**** ROWS

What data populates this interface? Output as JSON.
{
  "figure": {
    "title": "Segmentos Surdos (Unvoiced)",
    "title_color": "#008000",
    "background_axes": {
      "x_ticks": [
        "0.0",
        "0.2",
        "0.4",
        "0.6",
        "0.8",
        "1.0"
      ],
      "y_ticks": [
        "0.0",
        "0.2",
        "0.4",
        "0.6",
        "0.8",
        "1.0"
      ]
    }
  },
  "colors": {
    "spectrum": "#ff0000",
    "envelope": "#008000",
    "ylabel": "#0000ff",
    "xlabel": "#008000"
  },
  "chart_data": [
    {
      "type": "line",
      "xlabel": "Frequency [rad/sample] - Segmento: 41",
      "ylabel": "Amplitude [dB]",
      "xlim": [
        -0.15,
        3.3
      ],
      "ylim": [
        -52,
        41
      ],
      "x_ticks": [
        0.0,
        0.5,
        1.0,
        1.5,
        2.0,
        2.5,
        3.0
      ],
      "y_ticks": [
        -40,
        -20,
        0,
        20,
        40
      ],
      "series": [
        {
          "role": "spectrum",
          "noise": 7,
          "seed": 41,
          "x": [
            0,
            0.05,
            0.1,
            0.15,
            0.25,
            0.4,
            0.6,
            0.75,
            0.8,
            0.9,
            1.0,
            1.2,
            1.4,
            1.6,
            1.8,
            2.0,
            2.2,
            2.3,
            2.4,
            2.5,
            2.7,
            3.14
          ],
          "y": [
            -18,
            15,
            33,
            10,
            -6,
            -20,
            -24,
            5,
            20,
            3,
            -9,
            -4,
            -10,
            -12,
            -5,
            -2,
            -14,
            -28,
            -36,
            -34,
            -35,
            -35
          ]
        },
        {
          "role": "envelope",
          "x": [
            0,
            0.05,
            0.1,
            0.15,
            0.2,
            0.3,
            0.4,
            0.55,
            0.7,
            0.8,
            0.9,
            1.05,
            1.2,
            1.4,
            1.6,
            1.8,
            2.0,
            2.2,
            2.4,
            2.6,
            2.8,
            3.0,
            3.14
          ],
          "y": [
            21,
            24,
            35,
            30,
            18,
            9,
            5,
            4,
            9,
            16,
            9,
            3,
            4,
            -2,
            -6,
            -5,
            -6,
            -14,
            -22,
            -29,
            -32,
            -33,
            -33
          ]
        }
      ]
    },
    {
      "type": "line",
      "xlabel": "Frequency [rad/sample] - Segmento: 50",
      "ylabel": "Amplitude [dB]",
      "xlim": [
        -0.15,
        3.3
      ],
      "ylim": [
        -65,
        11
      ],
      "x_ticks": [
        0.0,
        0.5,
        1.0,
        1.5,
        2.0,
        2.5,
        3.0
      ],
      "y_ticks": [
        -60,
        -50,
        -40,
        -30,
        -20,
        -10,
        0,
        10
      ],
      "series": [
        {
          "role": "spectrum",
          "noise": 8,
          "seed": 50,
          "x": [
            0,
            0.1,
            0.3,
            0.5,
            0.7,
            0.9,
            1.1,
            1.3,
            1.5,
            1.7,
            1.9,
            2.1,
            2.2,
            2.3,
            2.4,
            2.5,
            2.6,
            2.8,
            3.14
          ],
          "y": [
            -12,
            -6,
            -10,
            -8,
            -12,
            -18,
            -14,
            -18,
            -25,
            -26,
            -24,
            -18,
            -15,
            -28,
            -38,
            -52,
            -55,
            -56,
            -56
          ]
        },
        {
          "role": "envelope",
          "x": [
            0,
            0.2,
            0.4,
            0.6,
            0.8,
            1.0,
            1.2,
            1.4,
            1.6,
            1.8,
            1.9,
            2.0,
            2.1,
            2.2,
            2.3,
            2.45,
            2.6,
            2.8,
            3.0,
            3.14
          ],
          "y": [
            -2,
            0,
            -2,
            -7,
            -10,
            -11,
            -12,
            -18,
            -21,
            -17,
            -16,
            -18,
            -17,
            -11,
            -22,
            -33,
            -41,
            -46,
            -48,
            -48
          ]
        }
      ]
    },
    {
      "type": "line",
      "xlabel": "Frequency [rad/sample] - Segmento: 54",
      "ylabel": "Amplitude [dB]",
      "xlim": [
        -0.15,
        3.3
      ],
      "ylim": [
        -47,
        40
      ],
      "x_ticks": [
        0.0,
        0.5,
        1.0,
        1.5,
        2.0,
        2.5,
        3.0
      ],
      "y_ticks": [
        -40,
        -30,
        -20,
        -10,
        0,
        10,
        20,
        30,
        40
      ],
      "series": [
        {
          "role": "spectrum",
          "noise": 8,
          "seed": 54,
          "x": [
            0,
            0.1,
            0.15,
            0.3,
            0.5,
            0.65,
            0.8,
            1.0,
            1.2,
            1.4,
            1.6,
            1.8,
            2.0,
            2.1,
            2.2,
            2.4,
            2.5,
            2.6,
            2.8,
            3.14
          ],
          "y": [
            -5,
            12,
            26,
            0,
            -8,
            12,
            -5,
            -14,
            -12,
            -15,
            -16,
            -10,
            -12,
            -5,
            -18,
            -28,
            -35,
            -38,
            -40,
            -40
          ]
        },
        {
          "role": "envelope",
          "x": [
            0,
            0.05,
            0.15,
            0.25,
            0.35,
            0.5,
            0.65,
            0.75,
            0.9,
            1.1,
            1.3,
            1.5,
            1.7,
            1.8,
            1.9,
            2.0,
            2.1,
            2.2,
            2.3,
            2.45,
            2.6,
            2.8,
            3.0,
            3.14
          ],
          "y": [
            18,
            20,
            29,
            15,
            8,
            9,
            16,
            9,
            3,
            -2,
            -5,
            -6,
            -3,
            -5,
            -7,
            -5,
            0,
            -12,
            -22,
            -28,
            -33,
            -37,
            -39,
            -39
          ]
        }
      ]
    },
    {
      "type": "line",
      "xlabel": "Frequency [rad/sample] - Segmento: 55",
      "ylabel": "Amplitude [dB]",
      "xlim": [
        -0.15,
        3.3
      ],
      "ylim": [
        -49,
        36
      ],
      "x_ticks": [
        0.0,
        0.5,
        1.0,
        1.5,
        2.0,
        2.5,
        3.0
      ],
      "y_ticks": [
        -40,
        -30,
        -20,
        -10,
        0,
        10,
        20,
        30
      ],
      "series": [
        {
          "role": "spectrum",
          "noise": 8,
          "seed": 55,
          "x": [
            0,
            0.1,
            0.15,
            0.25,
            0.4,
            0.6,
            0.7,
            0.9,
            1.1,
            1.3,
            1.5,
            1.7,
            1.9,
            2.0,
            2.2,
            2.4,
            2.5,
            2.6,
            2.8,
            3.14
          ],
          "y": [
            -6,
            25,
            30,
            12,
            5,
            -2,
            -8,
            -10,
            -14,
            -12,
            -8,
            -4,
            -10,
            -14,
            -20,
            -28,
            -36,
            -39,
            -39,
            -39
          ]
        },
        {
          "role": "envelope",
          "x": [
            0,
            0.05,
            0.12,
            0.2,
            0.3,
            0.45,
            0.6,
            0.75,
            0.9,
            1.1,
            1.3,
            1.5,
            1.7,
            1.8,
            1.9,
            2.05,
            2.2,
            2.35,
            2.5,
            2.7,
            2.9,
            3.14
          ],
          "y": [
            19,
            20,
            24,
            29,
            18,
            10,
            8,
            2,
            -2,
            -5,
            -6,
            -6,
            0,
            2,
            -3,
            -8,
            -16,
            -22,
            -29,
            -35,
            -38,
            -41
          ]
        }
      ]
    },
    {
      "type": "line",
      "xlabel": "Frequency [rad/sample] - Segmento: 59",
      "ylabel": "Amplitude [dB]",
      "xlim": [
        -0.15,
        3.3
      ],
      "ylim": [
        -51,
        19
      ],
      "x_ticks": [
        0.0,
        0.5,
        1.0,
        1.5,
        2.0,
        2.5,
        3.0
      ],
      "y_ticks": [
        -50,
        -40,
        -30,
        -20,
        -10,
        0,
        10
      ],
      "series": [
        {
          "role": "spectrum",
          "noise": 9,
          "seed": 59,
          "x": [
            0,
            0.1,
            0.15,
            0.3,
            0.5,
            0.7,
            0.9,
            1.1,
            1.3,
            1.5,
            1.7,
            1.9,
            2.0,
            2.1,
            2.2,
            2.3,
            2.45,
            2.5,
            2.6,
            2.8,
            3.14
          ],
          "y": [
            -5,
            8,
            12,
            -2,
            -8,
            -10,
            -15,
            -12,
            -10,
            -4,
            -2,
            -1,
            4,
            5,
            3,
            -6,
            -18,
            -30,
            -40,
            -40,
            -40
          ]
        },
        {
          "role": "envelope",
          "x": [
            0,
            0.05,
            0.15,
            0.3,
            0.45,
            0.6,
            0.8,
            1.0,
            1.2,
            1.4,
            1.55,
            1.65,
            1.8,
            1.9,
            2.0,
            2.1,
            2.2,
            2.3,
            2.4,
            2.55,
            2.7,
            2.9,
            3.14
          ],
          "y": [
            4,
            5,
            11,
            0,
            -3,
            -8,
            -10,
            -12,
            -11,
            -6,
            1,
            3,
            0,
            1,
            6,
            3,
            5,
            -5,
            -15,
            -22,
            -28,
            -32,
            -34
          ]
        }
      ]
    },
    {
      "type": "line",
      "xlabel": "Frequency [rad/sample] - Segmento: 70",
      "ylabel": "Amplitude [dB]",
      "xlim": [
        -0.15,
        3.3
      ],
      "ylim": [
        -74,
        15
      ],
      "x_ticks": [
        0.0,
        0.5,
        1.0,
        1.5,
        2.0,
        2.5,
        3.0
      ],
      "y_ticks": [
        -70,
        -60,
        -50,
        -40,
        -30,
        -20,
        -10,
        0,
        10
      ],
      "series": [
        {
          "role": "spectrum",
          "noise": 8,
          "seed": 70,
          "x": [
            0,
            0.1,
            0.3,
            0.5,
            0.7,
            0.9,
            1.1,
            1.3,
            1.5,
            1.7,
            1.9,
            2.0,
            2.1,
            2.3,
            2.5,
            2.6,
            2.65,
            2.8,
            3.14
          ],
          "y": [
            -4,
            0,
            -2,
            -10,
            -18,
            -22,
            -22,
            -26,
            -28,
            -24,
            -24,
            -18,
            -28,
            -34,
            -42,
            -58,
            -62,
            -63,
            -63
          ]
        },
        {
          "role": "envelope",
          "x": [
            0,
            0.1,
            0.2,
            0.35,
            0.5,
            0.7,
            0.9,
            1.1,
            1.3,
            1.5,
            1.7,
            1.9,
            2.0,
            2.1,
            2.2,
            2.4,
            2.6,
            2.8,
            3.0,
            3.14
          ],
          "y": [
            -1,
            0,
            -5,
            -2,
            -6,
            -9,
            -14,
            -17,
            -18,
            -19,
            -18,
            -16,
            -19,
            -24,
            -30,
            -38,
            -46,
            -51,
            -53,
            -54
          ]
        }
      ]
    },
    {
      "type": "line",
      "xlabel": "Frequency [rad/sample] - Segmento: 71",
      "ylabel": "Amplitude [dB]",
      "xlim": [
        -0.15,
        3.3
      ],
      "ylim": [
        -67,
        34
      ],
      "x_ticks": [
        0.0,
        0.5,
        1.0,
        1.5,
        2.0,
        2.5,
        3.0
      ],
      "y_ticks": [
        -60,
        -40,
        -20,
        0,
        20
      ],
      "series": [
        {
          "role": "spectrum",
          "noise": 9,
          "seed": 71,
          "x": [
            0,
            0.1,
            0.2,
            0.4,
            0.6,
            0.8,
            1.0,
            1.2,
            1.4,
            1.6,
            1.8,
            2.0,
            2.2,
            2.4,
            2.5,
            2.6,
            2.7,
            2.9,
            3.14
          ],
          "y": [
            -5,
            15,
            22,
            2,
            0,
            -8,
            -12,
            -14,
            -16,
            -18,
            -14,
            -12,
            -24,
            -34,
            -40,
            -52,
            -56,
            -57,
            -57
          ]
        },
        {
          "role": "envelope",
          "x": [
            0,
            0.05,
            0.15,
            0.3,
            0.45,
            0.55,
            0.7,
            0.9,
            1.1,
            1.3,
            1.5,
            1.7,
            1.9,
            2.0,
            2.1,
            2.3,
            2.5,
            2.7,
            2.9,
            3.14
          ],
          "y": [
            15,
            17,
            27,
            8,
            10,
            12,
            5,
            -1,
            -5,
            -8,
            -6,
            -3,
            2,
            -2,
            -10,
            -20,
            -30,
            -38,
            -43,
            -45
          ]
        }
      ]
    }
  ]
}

********

Find the count of lines in the data above where the string "sample" occurs. Provide that number alone.

7